REQUIRED WORK:
Search the entries for the word "Technically" and pull out each line that has it.

EXERCISE INPUT:
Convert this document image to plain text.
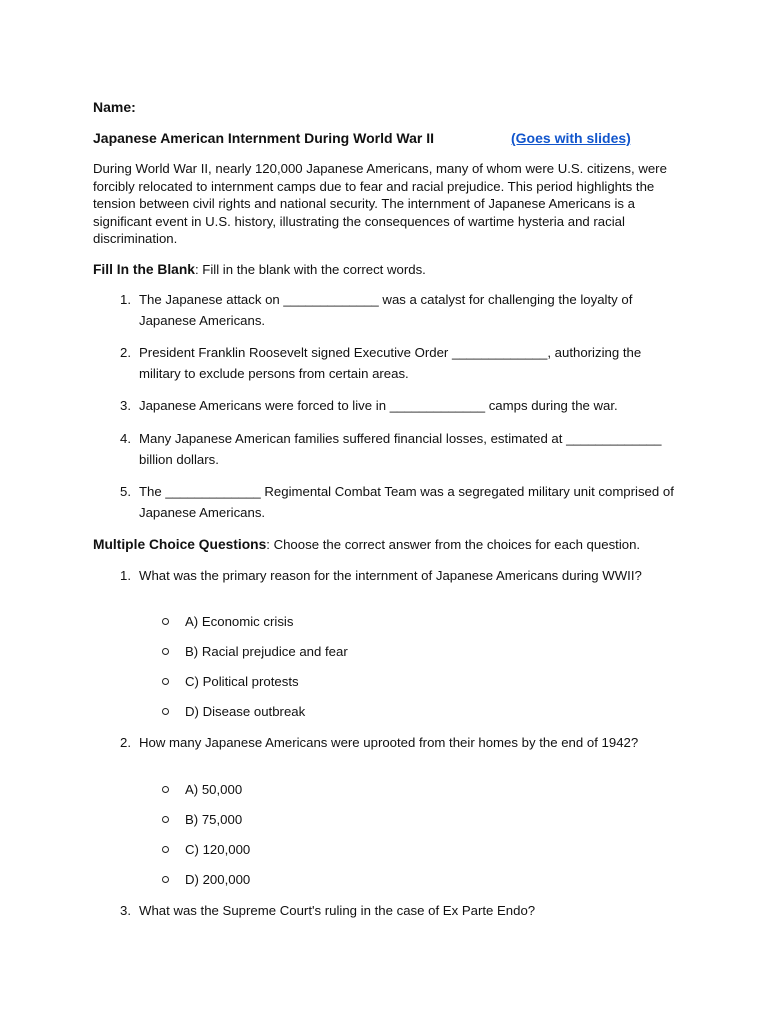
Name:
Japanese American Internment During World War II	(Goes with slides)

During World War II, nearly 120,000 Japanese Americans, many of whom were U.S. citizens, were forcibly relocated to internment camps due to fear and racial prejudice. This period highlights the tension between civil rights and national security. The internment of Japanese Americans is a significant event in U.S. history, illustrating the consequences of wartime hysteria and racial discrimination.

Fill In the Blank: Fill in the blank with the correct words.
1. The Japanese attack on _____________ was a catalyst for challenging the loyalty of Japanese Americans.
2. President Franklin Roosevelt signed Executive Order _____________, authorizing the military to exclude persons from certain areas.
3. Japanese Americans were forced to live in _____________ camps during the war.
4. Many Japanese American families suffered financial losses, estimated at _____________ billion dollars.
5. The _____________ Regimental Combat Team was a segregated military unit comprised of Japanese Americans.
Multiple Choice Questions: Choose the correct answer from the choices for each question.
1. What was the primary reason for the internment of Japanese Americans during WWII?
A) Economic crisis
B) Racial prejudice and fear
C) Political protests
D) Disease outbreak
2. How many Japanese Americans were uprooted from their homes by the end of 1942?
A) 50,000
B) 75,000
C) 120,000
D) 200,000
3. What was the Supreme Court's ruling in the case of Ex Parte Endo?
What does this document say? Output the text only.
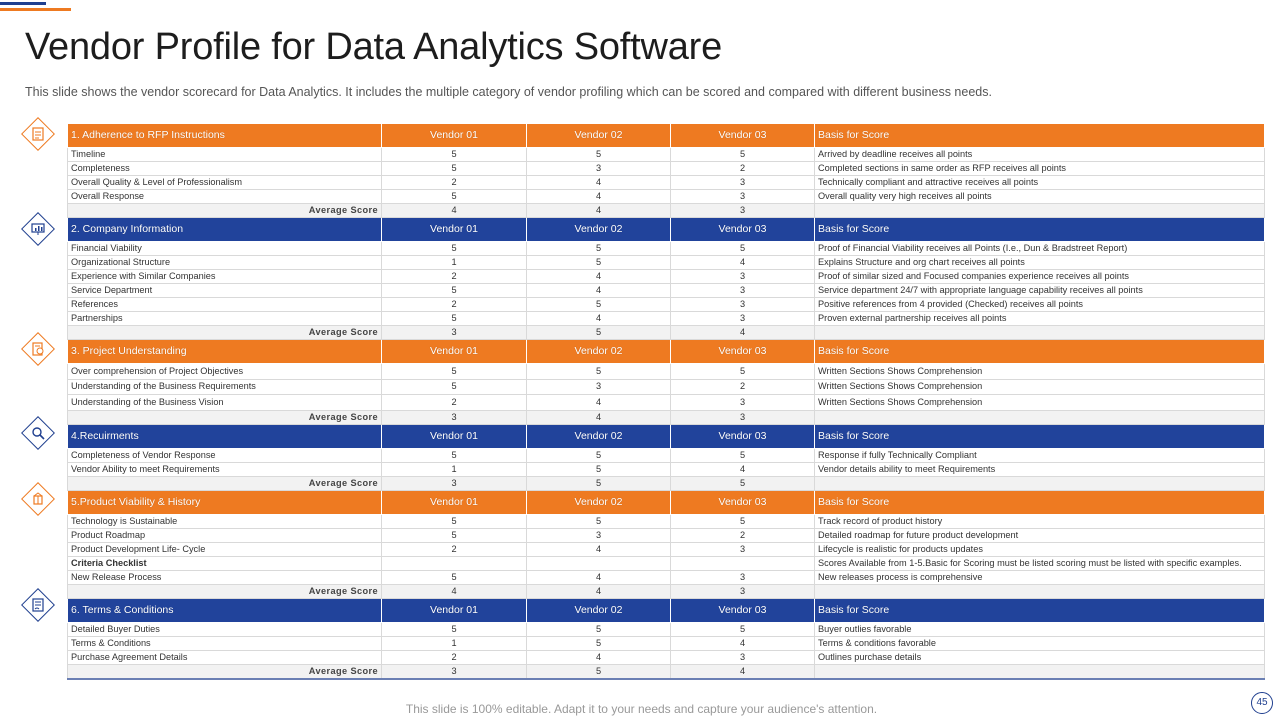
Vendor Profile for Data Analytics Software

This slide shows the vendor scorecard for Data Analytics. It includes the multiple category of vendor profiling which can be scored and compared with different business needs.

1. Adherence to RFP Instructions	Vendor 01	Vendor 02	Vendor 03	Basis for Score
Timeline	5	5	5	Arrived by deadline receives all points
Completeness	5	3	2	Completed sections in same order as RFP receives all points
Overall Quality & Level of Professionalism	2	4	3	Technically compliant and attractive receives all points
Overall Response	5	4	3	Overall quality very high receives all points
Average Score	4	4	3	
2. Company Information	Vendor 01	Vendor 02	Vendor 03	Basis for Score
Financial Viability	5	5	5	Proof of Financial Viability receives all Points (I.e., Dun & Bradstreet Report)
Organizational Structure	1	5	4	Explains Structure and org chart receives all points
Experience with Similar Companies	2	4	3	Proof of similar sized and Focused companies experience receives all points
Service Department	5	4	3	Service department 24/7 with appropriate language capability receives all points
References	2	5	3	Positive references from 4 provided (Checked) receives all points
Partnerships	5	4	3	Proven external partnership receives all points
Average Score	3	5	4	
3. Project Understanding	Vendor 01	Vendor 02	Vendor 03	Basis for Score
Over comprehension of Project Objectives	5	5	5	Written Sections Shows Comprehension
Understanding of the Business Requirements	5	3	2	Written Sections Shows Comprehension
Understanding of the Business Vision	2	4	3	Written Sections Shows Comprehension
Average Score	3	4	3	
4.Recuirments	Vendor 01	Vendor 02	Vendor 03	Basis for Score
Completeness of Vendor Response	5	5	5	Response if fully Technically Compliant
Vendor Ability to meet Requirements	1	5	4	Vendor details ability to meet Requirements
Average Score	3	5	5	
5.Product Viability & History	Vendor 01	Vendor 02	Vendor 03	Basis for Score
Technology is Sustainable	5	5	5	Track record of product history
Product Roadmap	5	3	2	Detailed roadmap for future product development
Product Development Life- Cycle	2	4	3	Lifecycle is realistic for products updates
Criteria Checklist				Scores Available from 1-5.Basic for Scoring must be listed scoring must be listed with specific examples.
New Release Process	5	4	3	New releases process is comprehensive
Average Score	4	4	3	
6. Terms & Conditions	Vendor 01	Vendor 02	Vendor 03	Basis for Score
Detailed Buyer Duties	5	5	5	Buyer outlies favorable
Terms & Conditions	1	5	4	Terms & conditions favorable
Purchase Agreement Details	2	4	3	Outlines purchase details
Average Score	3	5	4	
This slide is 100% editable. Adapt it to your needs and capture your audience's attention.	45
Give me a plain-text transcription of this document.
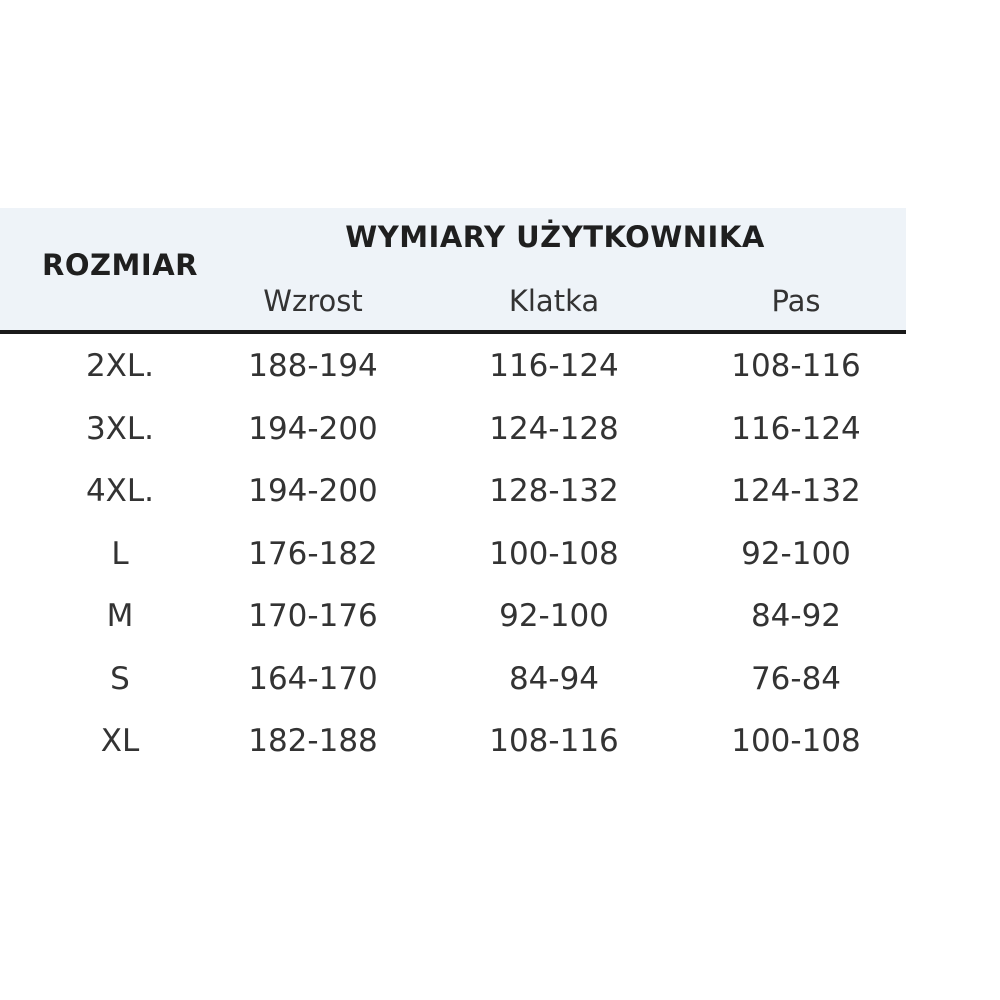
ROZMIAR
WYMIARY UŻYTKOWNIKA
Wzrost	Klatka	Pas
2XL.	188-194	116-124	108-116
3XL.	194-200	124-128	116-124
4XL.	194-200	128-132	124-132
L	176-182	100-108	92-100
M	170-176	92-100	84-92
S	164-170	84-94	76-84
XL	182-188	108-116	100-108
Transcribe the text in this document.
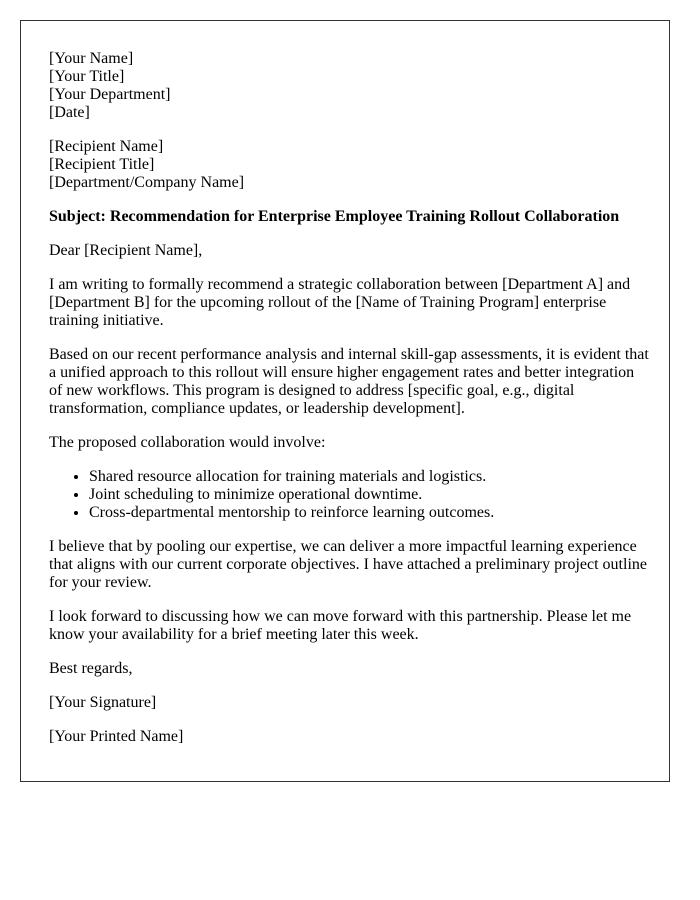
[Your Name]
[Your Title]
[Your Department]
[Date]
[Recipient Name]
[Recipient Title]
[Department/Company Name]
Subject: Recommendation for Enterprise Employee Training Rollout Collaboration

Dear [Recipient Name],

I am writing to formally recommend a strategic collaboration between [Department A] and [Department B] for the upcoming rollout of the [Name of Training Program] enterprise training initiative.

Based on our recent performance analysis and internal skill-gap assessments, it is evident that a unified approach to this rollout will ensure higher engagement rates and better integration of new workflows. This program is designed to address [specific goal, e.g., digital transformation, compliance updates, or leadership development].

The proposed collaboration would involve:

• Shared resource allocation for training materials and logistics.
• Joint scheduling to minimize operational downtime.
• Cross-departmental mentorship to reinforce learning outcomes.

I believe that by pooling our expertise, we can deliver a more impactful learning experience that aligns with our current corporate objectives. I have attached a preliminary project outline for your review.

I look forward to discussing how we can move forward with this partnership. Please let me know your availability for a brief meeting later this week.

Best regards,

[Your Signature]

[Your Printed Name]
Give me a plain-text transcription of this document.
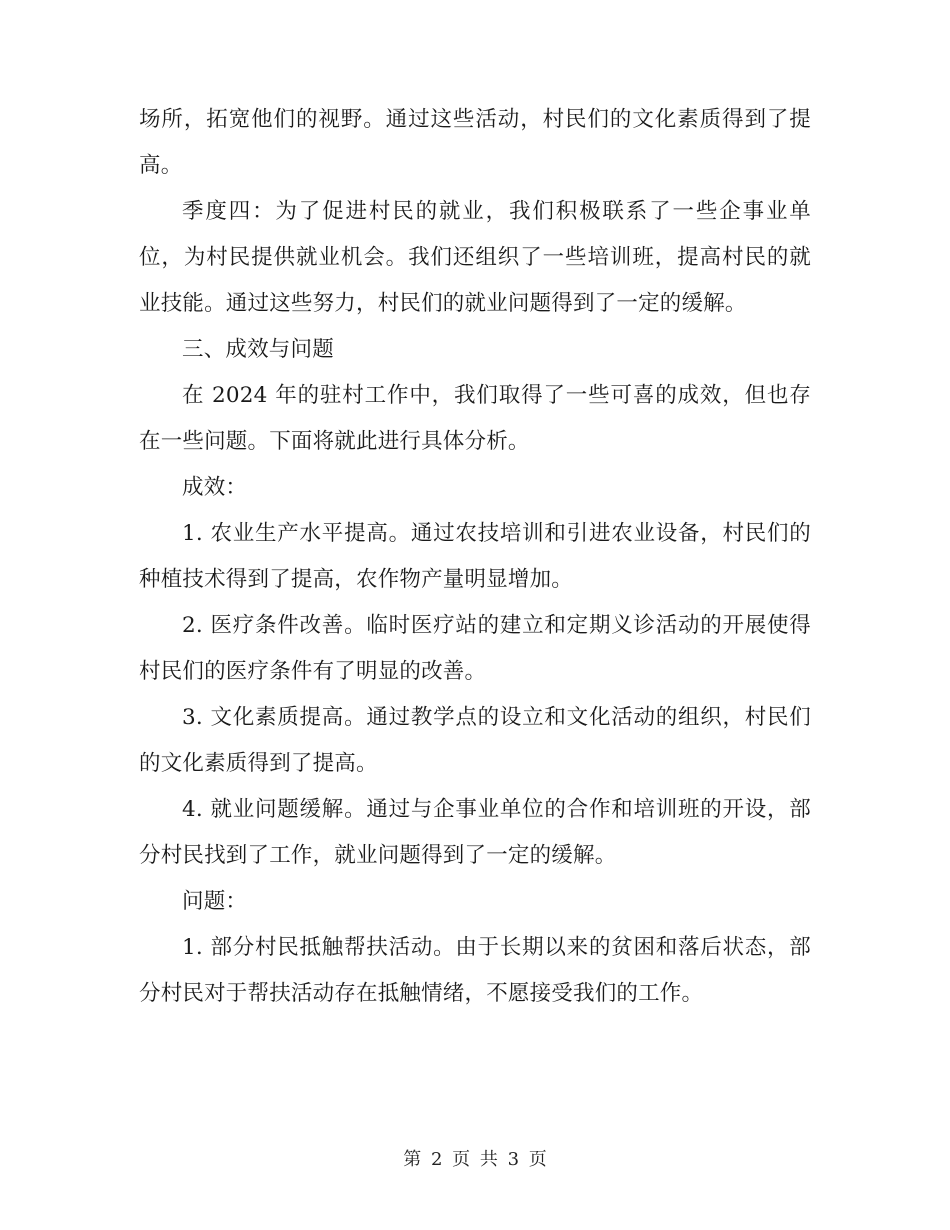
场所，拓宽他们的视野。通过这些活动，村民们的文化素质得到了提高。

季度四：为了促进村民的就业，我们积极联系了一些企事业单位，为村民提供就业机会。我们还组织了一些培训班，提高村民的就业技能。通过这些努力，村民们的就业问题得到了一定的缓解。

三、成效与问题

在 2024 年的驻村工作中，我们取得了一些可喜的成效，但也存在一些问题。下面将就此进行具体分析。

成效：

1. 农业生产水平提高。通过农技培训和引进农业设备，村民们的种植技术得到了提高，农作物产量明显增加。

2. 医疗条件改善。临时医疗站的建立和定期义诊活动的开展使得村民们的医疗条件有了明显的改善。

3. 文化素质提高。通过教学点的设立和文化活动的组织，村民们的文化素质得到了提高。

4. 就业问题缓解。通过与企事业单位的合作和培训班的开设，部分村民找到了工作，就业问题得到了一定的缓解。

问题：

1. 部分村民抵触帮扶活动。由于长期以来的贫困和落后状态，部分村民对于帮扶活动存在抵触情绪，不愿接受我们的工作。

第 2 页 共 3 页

OUTPUT:
Overall Quality & Level of Professionalism	2	4	3	Technically compliant and attractive receives all points
Completeness of Vendor Response	5	5	5	Response if fully Technically Compliant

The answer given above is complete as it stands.